__Aim__.
Every line below must be reproduced exactly. Copy them all.

"""

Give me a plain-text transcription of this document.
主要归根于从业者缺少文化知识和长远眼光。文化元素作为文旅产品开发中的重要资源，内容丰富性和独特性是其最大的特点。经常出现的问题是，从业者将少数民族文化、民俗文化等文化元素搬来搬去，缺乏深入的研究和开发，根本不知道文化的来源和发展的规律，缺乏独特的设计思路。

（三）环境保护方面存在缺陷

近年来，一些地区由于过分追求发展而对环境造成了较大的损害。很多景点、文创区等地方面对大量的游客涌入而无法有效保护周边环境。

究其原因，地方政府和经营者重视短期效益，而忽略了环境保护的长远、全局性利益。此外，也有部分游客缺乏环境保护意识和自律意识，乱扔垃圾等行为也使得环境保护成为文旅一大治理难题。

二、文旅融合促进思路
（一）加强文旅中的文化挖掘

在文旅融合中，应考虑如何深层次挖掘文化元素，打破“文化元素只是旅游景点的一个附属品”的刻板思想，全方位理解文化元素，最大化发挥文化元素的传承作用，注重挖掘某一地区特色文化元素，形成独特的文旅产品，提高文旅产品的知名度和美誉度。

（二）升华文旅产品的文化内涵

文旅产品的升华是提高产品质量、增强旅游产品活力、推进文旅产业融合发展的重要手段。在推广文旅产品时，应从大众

"""

__Written response__.
Give me a plain-text transcription of this document.
主要归根于从业者缺少文化知识和长远眼光。文化元素作为文旅产品开发中的重要资源，内容丰富性和独特性是其最大的特点。经常出现的问题是，从业者将少数民族文化、民俗文化等文化元素搬来搬去，缺乏深入的研究和开发，根本不知道文化的来源和发展的规律，缺乏独特的设计思路。

（三）环境保护方面存在缺陷

近年来，一些地区由于过分追求发展而对环境造成了较大的损害。很多景点、文创区等地方面对大量的游客涌入而无法有效保护周边环境。

究其原因，地方政府和经营者重视短期效益，而忽略了环境保护的长远、全局性利益。此外，也有部分游客缺乏环境保护意识和自律意识，乱扔垃圾等行为也使得环境保护成为文旅一大治理难题。

二、文旅融合促进思路
（一）加强文旅中的文化挖掘

在文旅融合中，应考虑如何深层次挖掘文化元素，打破“文化元素只是旅游景点的一个附属品”的刻板思想，全方位理解文化元素，最大化发挥文化元素的传承作用，注重挖掘某一地区特色文化元素，形成独特的文旅产品，提高文旅产品的知名度和美誉度。

（二）升华文旅产品的文化内涵

文旅产品的升华是提高产品质量、增强旅游产品活力、推进文旅产业融合发展的重要手段。在推广文旅产品时，应从大众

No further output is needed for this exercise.